#### Work to do:
Scan the data below. Pull out each line where "Network" occurs.

— start Provided records —

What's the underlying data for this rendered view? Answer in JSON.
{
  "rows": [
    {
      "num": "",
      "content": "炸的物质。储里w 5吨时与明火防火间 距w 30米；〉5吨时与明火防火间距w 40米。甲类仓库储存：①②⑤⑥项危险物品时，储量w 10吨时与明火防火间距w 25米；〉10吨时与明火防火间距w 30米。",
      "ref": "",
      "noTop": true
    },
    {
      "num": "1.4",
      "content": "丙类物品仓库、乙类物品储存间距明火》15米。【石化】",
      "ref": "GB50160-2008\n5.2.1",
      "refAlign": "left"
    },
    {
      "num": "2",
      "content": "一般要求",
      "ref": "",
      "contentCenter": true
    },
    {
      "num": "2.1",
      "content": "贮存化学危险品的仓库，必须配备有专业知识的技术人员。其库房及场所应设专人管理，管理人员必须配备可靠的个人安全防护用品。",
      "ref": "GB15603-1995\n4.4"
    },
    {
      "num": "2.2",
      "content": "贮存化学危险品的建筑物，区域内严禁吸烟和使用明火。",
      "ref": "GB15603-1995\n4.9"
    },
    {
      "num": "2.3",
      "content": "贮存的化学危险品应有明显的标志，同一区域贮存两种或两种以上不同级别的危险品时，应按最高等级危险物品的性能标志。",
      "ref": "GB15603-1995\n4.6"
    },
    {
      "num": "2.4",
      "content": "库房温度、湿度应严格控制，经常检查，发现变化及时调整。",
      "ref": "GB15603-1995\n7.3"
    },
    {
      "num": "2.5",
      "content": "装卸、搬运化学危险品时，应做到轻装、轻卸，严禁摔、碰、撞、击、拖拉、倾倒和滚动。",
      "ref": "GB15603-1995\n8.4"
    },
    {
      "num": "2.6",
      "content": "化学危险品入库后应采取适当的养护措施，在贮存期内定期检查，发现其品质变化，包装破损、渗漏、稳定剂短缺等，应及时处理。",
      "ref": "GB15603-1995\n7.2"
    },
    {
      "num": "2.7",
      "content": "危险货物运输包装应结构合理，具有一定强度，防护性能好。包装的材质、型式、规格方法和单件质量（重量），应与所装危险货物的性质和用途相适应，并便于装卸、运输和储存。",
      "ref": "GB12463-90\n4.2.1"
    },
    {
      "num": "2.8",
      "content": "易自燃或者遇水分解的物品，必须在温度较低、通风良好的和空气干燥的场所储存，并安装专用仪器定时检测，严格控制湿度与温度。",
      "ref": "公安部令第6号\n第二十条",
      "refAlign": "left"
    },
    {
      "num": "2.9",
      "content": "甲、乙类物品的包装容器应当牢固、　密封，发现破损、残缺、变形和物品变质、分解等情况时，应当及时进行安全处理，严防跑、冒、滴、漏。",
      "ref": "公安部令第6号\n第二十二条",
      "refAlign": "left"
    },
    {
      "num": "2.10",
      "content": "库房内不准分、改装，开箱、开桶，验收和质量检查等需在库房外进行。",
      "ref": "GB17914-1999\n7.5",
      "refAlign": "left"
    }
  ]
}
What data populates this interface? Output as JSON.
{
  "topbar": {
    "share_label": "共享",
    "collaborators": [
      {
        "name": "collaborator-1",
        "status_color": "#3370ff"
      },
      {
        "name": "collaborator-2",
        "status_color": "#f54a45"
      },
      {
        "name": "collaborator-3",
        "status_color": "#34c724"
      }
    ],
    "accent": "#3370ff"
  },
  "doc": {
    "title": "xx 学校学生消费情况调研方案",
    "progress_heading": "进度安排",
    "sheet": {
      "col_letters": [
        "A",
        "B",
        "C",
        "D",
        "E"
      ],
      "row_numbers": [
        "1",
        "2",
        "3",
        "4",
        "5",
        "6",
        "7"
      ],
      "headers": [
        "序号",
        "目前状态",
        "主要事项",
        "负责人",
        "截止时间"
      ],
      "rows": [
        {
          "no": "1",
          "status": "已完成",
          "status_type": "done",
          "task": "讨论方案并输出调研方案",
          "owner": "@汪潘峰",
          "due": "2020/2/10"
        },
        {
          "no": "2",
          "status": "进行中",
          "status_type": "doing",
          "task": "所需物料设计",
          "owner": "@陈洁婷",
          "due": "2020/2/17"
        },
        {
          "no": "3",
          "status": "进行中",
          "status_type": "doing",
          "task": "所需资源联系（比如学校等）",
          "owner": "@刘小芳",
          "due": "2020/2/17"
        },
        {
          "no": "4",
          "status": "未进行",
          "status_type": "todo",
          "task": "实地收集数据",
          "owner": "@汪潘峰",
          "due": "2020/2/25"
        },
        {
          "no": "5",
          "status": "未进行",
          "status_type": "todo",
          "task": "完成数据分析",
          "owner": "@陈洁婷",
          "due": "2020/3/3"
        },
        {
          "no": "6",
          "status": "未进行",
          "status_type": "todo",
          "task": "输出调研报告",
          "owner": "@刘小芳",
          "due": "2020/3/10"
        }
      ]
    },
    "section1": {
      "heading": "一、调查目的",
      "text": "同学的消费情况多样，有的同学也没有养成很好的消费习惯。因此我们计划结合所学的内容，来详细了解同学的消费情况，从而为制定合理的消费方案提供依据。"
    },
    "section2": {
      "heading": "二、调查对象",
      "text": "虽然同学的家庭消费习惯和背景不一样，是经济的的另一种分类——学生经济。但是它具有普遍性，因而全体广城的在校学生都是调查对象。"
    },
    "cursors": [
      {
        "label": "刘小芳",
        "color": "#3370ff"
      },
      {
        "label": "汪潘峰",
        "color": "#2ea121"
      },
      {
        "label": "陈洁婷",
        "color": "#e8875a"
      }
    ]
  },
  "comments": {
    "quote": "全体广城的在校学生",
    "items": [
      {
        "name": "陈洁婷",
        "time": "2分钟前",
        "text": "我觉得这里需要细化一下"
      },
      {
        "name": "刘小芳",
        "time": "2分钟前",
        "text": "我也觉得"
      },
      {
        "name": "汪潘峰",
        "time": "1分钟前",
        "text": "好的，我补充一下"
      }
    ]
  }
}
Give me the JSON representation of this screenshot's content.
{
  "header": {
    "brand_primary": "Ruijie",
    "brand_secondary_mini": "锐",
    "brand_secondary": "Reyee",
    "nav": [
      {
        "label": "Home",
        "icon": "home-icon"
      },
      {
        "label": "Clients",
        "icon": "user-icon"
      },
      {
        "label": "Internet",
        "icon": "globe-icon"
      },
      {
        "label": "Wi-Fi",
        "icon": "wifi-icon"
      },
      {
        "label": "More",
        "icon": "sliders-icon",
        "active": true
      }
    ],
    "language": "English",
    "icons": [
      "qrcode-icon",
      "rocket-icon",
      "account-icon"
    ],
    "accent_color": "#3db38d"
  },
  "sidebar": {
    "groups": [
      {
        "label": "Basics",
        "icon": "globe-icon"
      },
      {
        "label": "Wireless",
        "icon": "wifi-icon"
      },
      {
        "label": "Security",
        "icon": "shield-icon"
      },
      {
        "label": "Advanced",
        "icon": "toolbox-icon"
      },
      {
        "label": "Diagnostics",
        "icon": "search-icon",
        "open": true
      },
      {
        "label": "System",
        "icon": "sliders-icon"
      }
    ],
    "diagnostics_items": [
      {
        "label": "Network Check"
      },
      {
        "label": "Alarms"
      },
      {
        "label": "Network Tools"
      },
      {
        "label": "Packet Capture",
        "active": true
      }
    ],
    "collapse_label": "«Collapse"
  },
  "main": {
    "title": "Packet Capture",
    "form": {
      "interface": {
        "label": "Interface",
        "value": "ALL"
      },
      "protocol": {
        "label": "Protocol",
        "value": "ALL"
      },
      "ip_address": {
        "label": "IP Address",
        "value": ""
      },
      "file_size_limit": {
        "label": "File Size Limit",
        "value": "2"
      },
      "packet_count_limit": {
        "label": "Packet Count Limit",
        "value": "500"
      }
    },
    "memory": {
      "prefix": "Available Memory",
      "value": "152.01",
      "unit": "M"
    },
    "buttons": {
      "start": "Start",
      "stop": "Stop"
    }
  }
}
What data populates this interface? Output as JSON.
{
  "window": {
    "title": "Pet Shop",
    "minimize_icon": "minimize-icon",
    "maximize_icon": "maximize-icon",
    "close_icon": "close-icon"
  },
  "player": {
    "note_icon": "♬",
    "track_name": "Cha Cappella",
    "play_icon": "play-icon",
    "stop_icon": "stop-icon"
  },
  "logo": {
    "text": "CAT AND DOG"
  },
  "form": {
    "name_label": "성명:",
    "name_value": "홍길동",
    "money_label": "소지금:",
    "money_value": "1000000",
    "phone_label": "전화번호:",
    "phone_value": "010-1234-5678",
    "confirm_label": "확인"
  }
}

— end Provided records —

#### Response for this exercise:
        "label": "Network Check"
        "label": "Network Tools"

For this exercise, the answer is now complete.